_Element location data_
**********

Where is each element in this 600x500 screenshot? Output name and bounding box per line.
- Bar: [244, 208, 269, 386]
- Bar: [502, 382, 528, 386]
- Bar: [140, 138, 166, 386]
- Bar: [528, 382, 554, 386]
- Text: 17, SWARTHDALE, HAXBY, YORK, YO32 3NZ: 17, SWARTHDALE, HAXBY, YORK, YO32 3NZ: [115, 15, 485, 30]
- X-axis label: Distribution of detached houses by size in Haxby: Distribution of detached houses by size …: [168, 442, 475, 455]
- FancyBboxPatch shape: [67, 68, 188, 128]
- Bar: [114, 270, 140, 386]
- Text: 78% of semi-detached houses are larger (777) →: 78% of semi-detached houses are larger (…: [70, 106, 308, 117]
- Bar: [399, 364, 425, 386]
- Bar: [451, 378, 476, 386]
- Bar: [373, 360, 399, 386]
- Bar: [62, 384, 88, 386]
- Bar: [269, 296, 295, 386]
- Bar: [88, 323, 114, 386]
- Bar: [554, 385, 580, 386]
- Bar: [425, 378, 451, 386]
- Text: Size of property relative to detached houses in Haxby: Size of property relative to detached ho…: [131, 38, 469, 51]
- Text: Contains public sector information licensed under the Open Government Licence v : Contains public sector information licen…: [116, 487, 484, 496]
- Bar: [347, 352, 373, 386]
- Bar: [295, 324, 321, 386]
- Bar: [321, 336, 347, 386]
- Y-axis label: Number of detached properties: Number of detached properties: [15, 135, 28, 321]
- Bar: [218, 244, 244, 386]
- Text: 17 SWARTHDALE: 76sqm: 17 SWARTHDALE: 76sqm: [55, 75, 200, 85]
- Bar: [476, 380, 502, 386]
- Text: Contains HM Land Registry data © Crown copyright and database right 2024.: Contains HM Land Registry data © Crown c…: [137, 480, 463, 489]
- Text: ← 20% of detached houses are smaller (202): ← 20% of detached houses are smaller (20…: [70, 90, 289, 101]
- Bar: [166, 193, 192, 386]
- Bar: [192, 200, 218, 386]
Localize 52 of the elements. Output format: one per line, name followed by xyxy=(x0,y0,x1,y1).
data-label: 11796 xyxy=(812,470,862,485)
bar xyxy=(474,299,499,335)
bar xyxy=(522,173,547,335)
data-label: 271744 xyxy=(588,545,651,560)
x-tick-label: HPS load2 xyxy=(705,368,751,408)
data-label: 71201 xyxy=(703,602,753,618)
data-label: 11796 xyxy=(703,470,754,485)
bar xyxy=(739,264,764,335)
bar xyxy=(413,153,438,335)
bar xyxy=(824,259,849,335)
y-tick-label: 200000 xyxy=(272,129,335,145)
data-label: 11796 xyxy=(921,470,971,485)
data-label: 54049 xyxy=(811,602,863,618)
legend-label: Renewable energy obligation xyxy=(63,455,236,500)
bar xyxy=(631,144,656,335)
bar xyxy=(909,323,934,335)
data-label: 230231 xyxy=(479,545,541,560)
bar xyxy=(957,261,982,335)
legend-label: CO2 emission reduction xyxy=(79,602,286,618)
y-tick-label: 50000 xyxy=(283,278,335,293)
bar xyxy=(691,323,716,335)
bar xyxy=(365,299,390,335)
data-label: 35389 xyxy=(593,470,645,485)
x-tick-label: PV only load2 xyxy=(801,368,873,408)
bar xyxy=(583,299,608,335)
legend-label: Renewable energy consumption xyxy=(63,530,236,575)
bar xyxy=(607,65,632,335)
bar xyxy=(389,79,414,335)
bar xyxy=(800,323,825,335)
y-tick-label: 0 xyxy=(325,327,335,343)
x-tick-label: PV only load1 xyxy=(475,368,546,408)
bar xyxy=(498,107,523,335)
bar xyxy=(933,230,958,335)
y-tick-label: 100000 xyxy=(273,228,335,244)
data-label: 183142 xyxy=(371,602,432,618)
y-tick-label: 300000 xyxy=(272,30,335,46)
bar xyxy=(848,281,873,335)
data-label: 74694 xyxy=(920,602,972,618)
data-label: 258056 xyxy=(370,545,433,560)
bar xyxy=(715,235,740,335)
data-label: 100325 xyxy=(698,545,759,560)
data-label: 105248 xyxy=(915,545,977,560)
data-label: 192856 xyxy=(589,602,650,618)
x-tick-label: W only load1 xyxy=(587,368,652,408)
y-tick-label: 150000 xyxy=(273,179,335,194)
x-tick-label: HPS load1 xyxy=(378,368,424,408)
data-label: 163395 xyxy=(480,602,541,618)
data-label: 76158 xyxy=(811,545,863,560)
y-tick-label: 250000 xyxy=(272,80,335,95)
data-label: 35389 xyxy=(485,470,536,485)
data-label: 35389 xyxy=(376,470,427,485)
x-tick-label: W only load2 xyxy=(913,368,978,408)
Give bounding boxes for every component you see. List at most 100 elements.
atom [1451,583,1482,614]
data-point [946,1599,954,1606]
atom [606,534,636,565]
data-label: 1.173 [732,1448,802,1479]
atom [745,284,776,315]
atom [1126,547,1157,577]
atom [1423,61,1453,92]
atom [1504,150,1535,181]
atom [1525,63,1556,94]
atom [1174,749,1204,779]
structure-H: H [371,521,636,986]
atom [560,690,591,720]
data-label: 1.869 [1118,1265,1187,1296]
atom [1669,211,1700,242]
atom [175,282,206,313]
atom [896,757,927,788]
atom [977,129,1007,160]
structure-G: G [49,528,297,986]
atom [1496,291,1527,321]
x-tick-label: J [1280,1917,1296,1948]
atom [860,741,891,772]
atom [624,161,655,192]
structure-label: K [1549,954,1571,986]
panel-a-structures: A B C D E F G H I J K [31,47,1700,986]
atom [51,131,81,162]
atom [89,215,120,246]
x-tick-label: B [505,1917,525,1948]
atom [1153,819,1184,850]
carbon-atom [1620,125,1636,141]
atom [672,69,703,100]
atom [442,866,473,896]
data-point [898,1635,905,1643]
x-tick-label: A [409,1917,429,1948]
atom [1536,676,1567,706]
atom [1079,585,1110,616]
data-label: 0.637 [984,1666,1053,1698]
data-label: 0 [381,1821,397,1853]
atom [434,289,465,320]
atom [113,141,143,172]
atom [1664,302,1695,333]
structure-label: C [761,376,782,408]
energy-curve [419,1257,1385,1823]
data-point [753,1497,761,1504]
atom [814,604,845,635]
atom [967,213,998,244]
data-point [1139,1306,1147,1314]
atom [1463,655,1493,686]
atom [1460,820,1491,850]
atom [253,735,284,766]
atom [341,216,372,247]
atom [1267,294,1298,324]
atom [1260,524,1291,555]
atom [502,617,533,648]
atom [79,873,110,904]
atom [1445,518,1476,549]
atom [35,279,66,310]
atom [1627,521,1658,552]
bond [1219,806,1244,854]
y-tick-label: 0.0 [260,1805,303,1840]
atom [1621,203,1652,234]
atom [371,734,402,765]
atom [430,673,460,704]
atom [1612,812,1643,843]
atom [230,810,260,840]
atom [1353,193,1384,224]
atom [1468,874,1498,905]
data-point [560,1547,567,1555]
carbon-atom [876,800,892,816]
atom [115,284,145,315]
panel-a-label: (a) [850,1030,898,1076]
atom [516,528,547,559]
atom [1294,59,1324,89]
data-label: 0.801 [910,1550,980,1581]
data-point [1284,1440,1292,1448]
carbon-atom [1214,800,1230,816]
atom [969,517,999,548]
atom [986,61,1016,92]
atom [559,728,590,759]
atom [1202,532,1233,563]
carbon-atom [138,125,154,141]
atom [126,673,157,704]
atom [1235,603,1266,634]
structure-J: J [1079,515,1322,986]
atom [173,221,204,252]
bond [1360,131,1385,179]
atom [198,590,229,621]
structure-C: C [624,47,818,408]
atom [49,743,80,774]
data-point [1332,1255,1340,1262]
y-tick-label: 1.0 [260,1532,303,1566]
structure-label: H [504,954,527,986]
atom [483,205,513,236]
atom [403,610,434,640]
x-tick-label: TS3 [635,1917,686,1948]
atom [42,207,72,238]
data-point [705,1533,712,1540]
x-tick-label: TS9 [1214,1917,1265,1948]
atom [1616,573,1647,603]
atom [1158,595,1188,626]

**********

_Given exercise_
Copy the records exactly, starting at their first line and stopping after the line that contains "- Bar: [554, 385, 580, 386]".

_Output for this task_
Where is each element in this 600x500 screenshot? Output name and bounding box per line.
- Bar: [244, 208, 269, 386]
- Bar: [502, 382, 528, 386]
- Bar: [140, 138, 166, 386]
- Bar: [528, 382, 554, 386]
- Text: 17, SWARTHDALE, HAXBY, YORK, YO32 3NZ: 17, SWARTHDALE, HAXBY, YORK, YO32 3NZ: [115, 15, 485, 30]
- X-axis label: Distribution of detached houses by size in Haxby: Distribution of detached houses by size …: [168, 442, 475, 455]
- FancyBboxPatch shape: [67, 68, 188, 128]
- Bar: [114, 270, 140, 386]
- Text: 78% of semi-detached houses are larger (777) →: 78% of semi-detached houses are larger (…: [70, 106, 308, 117]
- Bar: [399, 364, 425, 386]
- Bar: [451, 378, 476, 386]
- Bar: [373, 360, 399, 386]
- Bar: [62, 384, 88, 386]
- Bar: [269, 296, 295, 386]
- Bar: [88, 323, 114, 386]
- Bar: [554, 385, 580, 386]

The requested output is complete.